Do this: Transcribe every line, keeping it exact.

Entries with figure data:
○ ○ ○ ○ ○
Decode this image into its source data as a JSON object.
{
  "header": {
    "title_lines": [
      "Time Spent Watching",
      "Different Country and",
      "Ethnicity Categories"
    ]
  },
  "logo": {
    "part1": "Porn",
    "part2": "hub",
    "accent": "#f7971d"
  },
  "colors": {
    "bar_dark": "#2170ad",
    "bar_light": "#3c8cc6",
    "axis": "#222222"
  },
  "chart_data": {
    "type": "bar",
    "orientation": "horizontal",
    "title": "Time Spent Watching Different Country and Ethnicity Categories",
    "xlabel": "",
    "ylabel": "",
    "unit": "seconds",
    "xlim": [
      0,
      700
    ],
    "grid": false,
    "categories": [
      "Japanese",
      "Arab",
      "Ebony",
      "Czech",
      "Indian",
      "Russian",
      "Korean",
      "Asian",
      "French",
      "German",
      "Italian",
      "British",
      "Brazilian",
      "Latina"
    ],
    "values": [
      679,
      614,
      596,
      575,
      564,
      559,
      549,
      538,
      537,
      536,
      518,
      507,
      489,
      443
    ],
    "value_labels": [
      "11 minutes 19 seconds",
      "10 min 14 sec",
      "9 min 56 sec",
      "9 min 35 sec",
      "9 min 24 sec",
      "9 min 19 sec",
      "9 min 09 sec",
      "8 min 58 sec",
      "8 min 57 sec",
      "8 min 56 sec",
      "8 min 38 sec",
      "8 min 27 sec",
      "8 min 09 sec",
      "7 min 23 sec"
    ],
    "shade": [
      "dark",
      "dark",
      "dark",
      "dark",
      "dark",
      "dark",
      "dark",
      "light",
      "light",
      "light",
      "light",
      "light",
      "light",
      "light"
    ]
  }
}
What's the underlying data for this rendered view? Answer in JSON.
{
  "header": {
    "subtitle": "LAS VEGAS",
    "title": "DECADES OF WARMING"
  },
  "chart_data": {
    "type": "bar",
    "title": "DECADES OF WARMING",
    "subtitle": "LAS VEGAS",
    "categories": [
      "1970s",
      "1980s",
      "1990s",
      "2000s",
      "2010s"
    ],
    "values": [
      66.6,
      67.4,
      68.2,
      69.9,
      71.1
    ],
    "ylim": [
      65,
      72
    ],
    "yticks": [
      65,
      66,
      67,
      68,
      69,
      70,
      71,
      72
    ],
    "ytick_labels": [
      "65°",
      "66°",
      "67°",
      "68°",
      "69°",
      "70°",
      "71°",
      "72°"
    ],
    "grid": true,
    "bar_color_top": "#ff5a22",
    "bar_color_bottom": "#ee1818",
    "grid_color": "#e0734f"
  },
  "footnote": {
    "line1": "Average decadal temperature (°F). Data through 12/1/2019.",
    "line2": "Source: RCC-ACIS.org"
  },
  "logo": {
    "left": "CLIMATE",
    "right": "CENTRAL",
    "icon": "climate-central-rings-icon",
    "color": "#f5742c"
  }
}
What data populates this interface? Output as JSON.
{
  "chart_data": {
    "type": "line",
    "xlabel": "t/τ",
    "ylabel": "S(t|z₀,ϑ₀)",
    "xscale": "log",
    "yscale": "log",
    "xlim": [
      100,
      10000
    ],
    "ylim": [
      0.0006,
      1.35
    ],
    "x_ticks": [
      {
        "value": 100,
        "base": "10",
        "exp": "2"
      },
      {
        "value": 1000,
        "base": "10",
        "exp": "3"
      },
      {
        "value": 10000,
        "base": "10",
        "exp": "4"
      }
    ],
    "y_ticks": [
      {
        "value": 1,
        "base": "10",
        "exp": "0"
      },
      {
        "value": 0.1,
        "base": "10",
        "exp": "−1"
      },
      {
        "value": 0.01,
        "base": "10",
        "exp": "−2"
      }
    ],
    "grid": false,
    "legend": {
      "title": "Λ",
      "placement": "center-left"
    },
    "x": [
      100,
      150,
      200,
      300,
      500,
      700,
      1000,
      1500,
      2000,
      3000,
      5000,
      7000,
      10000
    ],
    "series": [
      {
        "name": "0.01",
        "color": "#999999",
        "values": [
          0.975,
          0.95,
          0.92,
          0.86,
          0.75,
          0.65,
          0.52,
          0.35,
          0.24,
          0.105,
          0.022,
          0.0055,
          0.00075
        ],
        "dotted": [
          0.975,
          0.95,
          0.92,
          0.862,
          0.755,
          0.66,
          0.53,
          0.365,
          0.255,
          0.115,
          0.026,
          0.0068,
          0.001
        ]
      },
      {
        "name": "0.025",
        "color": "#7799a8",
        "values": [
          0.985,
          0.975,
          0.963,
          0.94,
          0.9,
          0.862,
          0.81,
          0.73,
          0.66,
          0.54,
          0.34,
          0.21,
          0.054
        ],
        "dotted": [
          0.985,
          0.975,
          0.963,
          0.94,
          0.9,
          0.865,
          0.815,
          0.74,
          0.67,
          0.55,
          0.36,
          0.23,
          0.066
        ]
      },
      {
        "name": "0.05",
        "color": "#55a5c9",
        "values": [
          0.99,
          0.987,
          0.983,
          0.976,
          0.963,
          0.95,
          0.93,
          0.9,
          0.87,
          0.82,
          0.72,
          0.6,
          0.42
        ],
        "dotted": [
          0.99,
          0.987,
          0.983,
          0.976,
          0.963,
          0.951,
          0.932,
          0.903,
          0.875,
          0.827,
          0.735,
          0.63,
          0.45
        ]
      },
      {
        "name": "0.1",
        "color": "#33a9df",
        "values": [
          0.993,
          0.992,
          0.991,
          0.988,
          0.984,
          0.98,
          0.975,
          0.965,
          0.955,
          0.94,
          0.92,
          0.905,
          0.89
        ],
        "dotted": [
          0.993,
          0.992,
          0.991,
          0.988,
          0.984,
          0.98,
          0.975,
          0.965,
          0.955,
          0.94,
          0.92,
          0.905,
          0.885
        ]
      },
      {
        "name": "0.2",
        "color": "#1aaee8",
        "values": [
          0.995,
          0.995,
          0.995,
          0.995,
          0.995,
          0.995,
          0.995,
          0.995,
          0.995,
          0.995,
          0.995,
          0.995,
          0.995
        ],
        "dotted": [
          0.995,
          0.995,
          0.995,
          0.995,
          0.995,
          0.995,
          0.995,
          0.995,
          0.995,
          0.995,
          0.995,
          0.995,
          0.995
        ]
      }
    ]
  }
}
○ ○ ○ ○ ○
Written response:
Decode this image into its source data as a JSON object.
{
  "header": {
    "title_lines": [
      "Time Spent Watching",
      "Different Country and",
      "Ethnicity Categories"
    ]
  },
  "logo": {
    "part1": "Porn",
    "part2": "hub",
    "accent": "#f7971d"
  },
  "colors": {
    "bar_dark": "#2170ad",
    "bar_light": "#3c8cc6",
    "axis": "#222222"
  },
  "chart_data": {
    "type": "bar",
    "orientation": "horizontal",
    "title": "Time Spent Watching Different Country and Ethnicity Categories",
    "xlabel": "",
    "ylabel": "",
    "unit": "seconds",
    "xlim": [
      0,
      700
    ],
    "grid": false,
    "categories": [
      "Japanese",
      "Arab",
      "Ebony",
      "Czech",
      "Indian",
      "Russian",
      "Korean",
      "Asian",
      "French",
      "German",
      "Italian",
      "British",
      "Brazilian",
      "Latina"
    ],
    "values": [
      679,
      614,
      596,
      575,
      564,
      559,
      549,
      538,
      537,
      536,
      518,
      507,
      489,
      443
    ],
    "value_labels": [
      "11 minutes 19 seconds",
      "10 min 14 sec",
      "9 min 56 sec",
      "9 min 35 sec",
      "9 min 24 sec",
      "9 min 19 sec",
      "9 min 09 sec",
      "8 min 58 sec",
      "8 min 57 sec",
      "8 min 56 sec",
      "8 min 38 sec",
      "8 min 27 sec",
      "8 min 09 sec",
      "7 min 23 sec"
    ],
    "shade": [
      "dark",
      "dark",
      "dark",
      "dark",
      "dark",
      "dark",
      "dark",
      "light",
      "light",
      "light",
      "light",
      "light",
      "light",
      "light"
    ]
  }
}
What's the underlying data for this rendered view? Answer in JSON.
{
  "header": {
    "subtitle": "LAS VEGAS",
    "title": "DECADES OF WARMING"
  },
  "chart_data": {
    "type": "bar",
    "title": "DECADES OF WARMING",
    "subtitle": "LAS VEGAS",
    "categories": [
      "1970s",
      "1980s",
      "1990s",
      "2000s",
      "2010s"
    ],
    "values": [
      66.6,
      67.4,
      68.2,
      69.9,
      71.1
    ],
    "ylim": [
      65,
      72
    ],
    "yticks": [
      65,
      66,
      67,
      68,
      69,
      70,
      71,
      72
    ],
    "ytick_labels": [
      "65°",
      "66°",
      "67°",
      "68°",
      "69°",
      "70°",
      "71°",
      "72°"
    ],
    "grid": true,
    "bar_color_top": "#ff5a22",
    "bar_color_bottom": "#ee1818",
    "grid_color": "#e0734f"
  },
  "footnote": {
    "line1": "Average decadal temperature (°F). Data through 12/1/2019.",
    "line2": "Source: RCC-ACIS.org"
  },
  "logo": {
    "left": "CLIMATE",
    "right": "CENTRAL",
    "icon": "climate-central-rings-icon",
    "color": "#f5742c"
  }
}
What data populates this interface? Output as JSON.
{
  "chart_data": {
    "type": "line",
    "xlabel": "t/τ",
    "ylabel": "S(t|z₀,ϑ₀)",
    "xscale": "log",
    "yscale": "log",
    "xlim": [
      100,
      10000
    ],
    "ylim": [
      0.0006,
      1.35
    ],
    "x_ticks": [
      {
        "value": 100,
        "base": "10",
        "exp": "2"
      },
      {
        "value": 1000,
        "base": "10",
        "exp": "3"
      },
      {
        "value": 10000,
        "base": "10",
        "exp": "4"
      }
    ],
    "y_ticks": [
      {
        "value": 1,
        "base": "10",
        "exp": "0"
      },
      {
        "value": 0.1,
        "base": "10",
        "exp": "−1"
      },
      {
        "value": 0.01,
        "base": "10",
        "exp": "−2"
      }
    ],
    "grid": false,
    "legend": {
      "title": "Λ",
      "placement": "center-left"
    },
    "x": [
      100,
      150,
      200,
      300,
      500,
      700,
      1000,
      1500,
      2000,
      3000,
      5000,
      7000,
      10000
    ],
    "series": [
      {
        "name": "0.01",
        "color": "#999999",
        "values": [
          0.975,
          0.95,
          0.92,
          0.86,
          0.75,
          0.65,
          0.52,
          0.35,
          0.24,
          0.105,
          0.022,
          0.0055,
          0.00075
        ],
        "dotted": [
          0.975,
          0.95,
          0.92,
          0.862,
          0.755,
          0.66,
          0.53,
          0.365,
          0.255,
          0.115,
          0.026,
          0.0068,
          0.001
        ]
      },
      {
        "name": "0.025",
        "color": "#7799a8",
        "values": [
          0.985,
          0.975,
          0.963,
          0.94,
          0.9,
          0.862,
          0.81,
          0.73,
          0.66,
          0.54,
          0.34,
          0.21,
          0.054
        ],
        "dotted": [
          0.985,
          0.975,
          0.963,
          0.94,
          0.9,
          0.865,
          0.815,
          0.74,
          0.67,
          0.55,
          0.36,
          0.23,
          0.066
        ]
      },
      {
        "name": "0.05",
        "color": "#55a5c9",
        "values": [
          0.99,
          0.987,
          0.983,
          0.976,
          0.963,
          0.95,
          0.93,
          0.9,
          0.87,
          0.82,
          0.72,
          0.6,
          0.42
        ],
        "dotted": [
          0.99,
          0.987,
          0.983,
          0.976,
          0.963,
          0.951,
          0.932,
          0.903,
          0.875,
          0.827,
          0.735,
          0.63,
          0.45
        ]
      },
      {
        "name": "0.1",
        "color": "#33a9df",
        "values": [
          0.993,
          0.992,
          0.991,
          0.988,
          0.984,
          0.98,
          0.975,
          0.965,
          0.955,
          0.94,
          0.92,
          0.905,
          0.89
        ],
        "dotted": [
          0.993,
          0.992,
          0.991,
          0.988,
          0.984,
          0.98,
          0.975,
          0.965,
          0.955,
          0.94,
          0.92,
          0.905,
          0.885
        ]
      },
      {
        "name": "0.2",
        "color": "#1aaee8",
        "values": [
          0.995,
          0.995,
          0.995,
          0.995,
          0.995,
          0.995,
          0.995,
          0.995,
          0.995,
          0.995,
          0.995,
          0.995,
          0.995
        ],
        "dotted": [
          0.995,
          0.995,
          0.995,
          0.995,
          0.995,
          0.995,
          0.995,
          0.995,
          0.995,
          0.995,
          0.995,
          0.995,
          0.995
        ]
      }
    ]
  }
}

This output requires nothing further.